**WHAT IS ASKED:** Identify the lines bearing the string "index" and gather them.

**INPUT:**
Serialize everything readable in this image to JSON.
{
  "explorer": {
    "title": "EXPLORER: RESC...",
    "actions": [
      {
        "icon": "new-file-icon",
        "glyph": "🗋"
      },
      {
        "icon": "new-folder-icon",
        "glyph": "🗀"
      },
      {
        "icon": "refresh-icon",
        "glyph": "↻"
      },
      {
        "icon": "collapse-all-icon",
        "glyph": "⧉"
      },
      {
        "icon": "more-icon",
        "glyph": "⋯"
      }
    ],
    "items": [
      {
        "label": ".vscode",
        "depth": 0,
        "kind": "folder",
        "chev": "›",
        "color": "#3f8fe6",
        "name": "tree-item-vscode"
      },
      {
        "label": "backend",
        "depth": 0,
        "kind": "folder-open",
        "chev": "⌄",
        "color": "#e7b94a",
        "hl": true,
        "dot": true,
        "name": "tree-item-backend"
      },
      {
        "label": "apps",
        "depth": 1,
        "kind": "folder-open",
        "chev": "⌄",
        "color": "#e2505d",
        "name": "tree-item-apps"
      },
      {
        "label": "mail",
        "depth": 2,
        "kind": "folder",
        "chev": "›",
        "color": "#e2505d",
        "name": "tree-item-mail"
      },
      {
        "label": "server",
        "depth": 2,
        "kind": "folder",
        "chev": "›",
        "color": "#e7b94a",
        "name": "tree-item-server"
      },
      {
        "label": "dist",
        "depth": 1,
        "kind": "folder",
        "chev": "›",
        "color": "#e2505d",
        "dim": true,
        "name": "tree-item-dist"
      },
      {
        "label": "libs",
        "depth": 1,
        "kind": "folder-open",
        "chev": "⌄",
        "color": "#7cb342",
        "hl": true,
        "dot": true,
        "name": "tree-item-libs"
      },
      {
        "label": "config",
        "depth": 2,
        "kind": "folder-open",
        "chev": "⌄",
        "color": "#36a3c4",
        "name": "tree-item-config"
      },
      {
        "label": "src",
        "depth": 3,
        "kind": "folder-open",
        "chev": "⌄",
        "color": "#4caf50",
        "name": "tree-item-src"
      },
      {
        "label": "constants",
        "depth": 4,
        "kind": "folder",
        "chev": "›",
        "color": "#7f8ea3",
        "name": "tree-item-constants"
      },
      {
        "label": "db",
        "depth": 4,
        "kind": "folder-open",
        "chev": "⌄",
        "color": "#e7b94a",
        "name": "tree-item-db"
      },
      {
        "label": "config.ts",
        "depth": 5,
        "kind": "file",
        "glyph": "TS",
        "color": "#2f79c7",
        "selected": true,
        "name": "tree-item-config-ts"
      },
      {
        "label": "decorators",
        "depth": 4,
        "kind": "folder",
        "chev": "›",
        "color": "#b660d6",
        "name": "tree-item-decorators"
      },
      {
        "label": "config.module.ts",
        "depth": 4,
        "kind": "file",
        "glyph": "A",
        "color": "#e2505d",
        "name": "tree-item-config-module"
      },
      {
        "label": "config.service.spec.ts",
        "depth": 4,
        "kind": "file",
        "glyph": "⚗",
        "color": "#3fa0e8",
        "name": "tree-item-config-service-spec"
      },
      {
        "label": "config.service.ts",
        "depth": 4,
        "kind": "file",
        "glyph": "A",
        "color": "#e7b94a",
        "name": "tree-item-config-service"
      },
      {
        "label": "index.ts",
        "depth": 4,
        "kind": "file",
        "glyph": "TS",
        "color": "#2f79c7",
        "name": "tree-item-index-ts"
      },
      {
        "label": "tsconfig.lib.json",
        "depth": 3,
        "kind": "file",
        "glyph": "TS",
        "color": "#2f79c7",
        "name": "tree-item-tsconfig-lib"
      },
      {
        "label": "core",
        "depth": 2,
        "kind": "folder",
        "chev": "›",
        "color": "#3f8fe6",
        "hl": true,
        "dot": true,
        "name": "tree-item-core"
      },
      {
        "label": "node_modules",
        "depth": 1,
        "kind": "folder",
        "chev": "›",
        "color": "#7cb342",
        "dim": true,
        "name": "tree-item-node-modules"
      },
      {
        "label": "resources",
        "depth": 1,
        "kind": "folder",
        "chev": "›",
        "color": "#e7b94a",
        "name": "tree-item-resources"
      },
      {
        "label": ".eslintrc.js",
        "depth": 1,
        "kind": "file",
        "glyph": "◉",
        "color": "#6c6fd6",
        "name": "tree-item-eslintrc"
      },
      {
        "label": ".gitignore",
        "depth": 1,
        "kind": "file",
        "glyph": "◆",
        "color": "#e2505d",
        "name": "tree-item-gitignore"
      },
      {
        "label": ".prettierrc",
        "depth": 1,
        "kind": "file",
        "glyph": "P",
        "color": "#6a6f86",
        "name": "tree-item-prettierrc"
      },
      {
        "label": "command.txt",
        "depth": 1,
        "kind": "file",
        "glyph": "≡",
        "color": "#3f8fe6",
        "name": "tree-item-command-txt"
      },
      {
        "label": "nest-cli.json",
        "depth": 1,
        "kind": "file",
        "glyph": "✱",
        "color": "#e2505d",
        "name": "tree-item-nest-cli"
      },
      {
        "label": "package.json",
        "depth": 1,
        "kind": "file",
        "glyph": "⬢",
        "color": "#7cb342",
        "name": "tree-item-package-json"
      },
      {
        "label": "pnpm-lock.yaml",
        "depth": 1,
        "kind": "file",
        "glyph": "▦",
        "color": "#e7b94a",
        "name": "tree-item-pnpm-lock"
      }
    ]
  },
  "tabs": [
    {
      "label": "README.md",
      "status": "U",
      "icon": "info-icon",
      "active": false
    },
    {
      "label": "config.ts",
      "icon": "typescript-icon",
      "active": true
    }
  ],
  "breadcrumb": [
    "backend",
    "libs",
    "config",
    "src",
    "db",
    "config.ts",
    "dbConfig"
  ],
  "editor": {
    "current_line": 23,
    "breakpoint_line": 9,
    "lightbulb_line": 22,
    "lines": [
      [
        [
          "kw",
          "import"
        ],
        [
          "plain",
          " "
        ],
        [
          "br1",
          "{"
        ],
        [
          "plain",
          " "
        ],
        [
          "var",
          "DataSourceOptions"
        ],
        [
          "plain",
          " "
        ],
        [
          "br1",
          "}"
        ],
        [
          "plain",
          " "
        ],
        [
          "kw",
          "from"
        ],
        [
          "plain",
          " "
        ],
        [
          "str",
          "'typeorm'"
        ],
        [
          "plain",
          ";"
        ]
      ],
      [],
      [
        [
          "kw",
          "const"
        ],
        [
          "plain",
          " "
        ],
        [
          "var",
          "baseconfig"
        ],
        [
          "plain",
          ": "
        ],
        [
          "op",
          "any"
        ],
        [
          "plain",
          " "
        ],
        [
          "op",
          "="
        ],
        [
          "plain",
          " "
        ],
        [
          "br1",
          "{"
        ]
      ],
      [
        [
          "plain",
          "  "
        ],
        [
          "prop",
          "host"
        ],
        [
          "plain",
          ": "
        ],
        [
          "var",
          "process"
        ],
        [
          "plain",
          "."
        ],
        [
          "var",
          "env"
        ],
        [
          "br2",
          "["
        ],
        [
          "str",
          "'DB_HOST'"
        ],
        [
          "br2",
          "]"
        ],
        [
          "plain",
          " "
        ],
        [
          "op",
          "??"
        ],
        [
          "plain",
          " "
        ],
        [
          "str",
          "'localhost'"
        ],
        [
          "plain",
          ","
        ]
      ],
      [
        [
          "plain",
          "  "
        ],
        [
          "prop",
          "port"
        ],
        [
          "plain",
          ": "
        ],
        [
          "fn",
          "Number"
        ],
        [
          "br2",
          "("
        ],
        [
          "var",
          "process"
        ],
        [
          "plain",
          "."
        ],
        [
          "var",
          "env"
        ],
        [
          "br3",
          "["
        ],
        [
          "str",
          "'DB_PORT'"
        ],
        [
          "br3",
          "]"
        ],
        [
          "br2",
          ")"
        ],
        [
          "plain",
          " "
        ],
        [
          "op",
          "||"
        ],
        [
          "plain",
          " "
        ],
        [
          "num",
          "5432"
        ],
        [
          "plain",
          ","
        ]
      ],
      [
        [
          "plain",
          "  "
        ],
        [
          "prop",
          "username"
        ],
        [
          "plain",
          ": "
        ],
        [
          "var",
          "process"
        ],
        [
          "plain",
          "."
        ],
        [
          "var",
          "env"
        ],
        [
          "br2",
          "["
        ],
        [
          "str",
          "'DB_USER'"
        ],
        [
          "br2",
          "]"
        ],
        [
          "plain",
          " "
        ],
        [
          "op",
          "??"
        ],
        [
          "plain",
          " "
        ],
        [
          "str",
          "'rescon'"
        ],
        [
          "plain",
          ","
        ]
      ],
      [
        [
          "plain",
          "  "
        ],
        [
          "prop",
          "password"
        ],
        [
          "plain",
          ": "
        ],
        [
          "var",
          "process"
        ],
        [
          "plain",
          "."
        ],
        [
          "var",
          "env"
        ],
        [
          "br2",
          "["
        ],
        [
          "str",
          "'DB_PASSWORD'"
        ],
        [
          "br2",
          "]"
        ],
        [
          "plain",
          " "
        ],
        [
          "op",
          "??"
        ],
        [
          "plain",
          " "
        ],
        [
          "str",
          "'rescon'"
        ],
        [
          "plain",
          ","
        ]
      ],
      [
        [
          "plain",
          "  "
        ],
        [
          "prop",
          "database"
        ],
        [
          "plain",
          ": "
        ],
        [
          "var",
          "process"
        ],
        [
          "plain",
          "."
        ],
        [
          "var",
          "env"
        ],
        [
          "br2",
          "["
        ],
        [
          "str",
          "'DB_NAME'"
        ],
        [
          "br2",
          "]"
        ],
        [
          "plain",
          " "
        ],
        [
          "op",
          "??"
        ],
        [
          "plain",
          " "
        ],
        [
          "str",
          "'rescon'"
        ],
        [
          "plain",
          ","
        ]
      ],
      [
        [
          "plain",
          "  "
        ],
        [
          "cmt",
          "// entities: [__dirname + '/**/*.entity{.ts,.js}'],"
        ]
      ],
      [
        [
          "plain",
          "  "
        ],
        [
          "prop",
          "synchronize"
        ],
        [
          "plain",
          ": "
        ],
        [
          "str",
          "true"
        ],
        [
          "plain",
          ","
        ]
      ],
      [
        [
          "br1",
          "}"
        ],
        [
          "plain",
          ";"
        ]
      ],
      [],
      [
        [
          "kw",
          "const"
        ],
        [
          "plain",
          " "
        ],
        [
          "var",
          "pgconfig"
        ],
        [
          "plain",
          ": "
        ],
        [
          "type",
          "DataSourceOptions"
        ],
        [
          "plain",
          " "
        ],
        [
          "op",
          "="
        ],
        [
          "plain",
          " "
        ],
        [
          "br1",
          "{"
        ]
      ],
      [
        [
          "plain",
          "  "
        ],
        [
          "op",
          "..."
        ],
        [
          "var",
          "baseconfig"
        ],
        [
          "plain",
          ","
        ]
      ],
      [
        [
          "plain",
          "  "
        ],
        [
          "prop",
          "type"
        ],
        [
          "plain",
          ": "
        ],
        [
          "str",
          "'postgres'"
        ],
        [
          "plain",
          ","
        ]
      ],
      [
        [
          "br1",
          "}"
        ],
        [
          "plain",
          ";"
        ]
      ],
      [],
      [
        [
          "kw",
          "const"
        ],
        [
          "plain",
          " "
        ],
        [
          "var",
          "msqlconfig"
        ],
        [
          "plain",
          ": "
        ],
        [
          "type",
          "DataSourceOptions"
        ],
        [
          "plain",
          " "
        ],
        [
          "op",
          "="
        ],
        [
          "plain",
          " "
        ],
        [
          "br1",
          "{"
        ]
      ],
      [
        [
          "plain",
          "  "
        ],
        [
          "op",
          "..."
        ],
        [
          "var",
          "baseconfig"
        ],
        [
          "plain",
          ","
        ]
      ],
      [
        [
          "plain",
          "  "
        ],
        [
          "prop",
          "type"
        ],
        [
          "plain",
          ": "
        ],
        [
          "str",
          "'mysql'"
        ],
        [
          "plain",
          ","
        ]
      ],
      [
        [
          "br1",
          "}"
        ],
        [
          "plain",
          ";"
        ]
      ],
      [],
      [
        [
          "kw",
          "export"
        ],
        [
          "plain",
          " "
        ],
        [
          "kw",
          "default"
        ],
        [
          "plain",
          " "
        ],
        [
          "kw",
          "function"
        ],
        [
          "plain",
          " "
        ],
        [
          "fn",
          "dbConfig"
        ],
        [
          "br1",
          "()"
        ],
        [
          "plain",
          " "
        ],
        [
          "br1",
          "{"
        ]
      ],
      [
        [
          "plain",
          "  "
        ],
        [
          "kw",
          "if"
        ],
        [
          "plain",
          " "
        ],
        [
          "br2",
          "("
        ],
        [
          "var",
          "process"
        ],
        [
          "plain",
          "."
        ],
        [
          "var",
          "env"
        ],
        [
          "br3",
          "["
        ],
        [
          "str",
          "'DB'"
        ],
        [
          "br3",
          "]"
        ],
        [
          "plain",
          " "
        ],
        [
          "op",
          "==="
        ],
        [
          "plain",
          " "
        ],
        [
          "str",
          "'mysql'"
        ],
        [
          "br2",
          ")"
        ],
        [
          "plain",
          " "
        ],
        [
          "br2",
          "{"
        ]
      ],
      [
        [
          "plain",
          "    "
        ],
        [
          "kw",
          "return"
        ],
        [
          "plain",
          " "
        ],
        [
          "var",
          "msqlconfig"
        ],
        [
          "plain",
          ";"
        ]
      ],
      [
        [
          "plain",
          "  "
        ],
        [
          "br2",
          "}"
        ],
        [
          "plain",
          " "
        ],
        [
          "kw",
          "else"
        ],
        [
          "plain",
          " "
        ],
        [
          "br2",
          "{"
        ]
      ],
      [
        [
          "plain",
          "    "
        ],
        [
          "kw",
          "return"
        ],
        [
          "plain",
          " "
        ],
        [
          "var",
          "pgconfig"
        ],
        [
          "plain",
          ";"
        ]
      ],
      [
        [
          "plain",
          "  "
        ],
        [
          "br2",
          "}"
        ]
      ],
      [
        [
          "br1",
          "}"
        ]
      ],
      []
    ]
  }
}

**FULL ANSWER:**
        "label": "index.ts",
        "name": "tree-item-index-ts"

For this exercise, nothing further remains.